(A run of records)

start

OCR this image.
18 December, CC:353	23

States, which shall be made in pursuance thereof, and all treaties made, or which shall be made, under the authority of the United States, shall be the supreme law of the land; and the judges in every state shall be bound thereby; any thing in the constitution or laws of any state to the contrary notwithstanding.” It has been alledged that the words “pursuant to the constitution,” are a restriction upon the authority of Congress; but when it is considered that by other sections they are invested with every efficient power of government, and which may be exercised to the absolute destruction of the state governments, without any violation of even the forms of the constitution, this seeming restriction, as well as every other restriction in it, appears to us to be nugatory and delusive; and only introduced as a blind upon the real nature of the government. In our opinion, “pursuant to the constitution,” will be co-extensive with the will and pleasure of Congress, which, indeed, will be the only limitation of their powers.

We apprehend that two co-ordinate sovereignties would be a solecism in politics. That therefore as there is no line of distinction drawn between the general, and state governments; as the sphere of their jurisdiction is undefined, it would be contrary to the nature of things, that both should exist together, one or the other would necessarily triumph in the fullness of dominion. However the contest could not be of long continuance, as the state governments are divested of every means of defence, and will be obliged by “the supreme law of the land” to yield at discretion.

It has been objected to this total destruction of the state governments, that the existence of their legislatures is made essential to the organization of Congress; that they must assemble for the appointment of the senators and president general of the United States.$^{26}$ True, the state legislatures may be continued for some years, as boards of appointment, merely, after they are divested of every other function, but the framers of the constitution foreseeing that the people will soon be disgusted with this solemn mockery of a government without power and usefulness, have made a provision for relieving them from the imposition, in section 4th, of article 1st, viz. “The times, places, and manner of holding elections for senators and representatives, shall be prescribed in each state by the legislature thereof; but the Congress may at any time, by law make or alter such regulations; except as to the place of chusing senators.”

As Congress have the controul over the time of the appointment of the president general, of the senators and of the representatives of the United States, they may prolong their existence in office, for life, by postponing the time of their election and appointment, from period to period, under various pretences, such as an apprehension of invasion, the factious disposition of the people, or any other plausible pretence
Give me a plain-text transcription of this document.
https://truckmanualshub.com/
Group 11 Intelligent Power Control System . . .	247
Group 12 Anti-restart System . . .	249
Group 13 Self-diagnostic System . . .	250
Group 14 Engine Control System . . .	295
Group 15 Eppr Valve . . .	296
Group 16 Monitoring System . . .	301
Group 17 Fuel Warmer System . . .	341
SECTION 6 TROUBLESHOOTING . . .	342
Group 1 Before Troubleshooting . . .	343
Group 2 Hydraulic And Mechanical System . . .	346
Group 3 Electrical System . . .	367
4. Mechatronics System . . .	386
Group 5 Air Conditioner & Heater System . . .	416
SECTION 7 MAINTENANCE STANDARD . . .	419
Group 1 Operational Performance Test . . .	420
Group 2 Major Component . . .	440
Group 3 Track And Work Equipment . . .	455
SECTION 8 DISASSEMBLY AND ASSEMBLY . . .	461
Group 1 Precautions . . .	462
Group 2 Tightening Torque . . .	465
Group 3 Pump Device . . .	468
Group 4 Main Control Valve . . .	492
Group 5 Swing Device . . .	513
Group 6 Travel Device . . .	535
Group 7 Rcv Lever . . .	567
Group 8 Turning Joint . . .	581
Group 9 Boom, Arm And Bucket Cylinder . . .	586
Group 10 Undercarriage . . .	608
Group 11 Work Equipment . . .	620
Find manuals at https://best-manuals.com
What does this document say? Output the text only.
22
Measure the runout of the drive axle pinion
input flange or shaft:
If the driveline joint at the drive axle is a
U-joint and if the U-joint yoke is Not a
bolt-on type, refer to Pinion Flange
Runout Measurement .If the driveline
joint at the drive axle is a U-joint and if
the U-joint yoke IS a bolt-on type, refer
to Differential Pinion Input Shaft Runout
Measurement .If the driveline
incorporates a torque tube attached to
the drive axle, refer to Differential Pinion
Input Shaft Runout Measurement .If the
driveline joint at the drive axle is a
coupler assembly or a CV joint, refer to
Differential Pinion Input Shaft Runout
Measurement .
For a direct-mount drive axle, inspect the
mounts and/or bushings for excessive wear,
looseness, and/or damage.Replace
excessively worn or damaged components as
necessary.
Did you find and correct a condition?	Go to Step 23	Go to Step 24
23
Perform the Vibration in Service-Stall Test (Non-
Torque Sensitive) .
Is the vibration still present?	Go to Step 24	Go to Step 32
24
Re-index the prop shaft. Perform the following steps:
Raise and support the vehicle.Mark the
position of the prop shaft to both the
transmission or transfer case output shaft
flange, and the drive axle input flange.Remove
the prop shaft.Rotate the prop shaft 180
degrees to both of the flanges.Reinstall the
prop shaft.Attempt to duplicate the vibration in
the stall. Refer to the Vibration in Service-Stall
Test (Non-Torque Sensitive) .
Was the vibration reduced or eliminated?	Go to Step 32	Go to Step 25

end

_WRITTEN PROBLEM:_ Go through the listing and print each line exactly as it appears.

_WRITTEN SOLUTION:_
OCR this image.
18 December, CC:353	23

States, which shall be made in pursuance thereof, and all treaties made, or which shall be made, under the authority of the United States, shall be the supreme law of the land; and the judges in every state shall be bound thereby; any thing in the constitution or laws of any state to the contrary notwithstanding.” It has been alledged that the words “pursuant to the constitution,” are a restriction upon the authority of Congress; but when it is considered that by other sections they are invested with every efficient power of government, and which may be exercised to the absolute destruction of the state governments, without any violation of even the forms of the constitution, this seeming restriction, as well as every other restriction in it, appears to us to be nugatory and delusive; and only introduced as a blind upon the real nature of the government. In our opinion, “pursuant to the constitution,” will be co-extensive with the will and pleasure of Congress, which, indeed, will be the only limitation of their powers.

We apprehend that two co-ordinate sovereignties would be a solecism in politics. That therefore as there is no line of distinction drawn between the general, and state governments; as the sphere of their jurisdiction is undefined, it would be contrary to the nature of things, that both should exist together, one or the other would necessarily triumph in the fullness of dominion. However the contest could not be of long continuance, as the state governments are divested of every means of defence, and will be obliged by “the supreme law of the land” to yield at discretion.

It has been objected to this total destruction of the state governments, that the existence of their legislatures is made essential to the organization of Congress; that they must assemble for the appointment of the senators and president general of the United States.$^{26}$ True, the state legislatures may be continued for some years, as boards of appointment, merely, after they are divested of every other function, but the framers of the constitution foreseeing that the people will soon be disgusted with this solemn mockery of a government without power and usefulness, have made a provision for relieving them from the imposition, in section 4th, of article 1st, viz. “The times, places, and manner of holding elections for senators and representatives, shall be prescribed in each state by the legislature thereof; but the Congress may at any time, by law make or alter such regulations; except as to the place of chusing senators.”

As Congress have the controul over the time of the appointment of the president general, of the senators and of the representatives of the United States, they may prolong their existence in office, for life, by postponing the time of their election and appointment, from period to period, under various pretences, such as an apprehension of invasion, the factious disposition of the people, or any other plausible pretence
Give me a plain-text transcription of this document.
https://truckmanualshub.com/
Group 11 Intelligent Power Control System . . .	247
Group 12 Anti-restart System . . .	249
Group 13 Self-diagnostic System . . .	250
Group 14 Engine Control System . . .	295
Group 15 Eppr Valve . . .	296
Group 16 Monitoring System . . .	301
Group 17 Fuel Warmer System . . .	341
SECTION 6 TROUBLESHOOTING . . .	342
Group 1 Before Troubleshooting . . .	343
Group 2 Hydraulic And Mechanical System . . .	346
Group 3 Electrical System . . .	367
4. Mechatronics System . . .	386
Group 5 Air Conditioner & Heater System . . .	416
SECTION 7 MAINTENANCE STANDARD . . .	419
Group 1 Operational Performance Test . . .	420
Group 2 Major Component . . .	440
Group 3 Track And Work Equipment . . .	455
SECTION 8 DISASSEMBLY AND ASSEMBLY . . .	461
Group 1 Precautions . . .	462
Group 2 Tightening Torque . . .	465
Group 3 Pump Device . . .	468
Group 4 Main Control Valve . . .	492
Group 5 Swing Device . . .	513
Group 6 Travel Device . . .	535
Group 7 Rcv Lever . . .	567
Group 8 Turning Joint . . .	581
Group 9 Boom, Arm And Bucket Cylinder . . .	586
Group 10 Undercarriage . . .	608
Group 11 Work Equipment . . .	620
Find manuals at https://best-manuals.com
What does this document say? Output the text only.
22
Measure the runout of the drive axle pinion
input flange or shaft:
If the driveline joint at the drive axle is a
U-joint and if the U-joint yoke is Not a
bolt-on type, refer to Pinion Flange
Runout Measurement .If the driveline
joint at the drive axle is a U-joint and if
the U-joint yoke IS a bolt-on type, refer
to Differential Pinion Input Shaft Runout
Measurement .If the driveline
incorporates a torque tube attached to
the drive axle, refer to Differential Pinion
Input Shaft Runout Measurement .If the
driveline joint at the drive axle is a
coupler assembly or a CV joint, refer to
Differential Pinion Input Shaft Runout
Measurement .
For a direct-mount drive axle, inspect the
mounts and/or bushings for excessive wear,
looseness, and/or damage.Replace
excessively worn or damaged components as
necessary.
Did you find and correct a condition?	Go to Step 23	Go to Step 24
23
Perform the Vibration in Service-Stall Test (Non-
Torque Sensitive) .
Is the vibration still present?	Go to Step 24	Go to Step 32
24
Re-index the prop shaft. Perform the following steps:
Raise and support the vehicle.Mark the
position of the prop shaft to both the
transmission or transfer case output shaft
flange, and the drive axle input flange.Remove
the prop shaft.Rotate the prop shaft 180
degrees to both of the flanges.Reinstall the
prop shaft.Attempt to duplicate the vibration in
the stall. Refer to the Vibration in Service-Stall
Test (Non-Torque Sensitive) .
Was the vibration reduced or eliminated?	Go to Step 32	Go to Step 25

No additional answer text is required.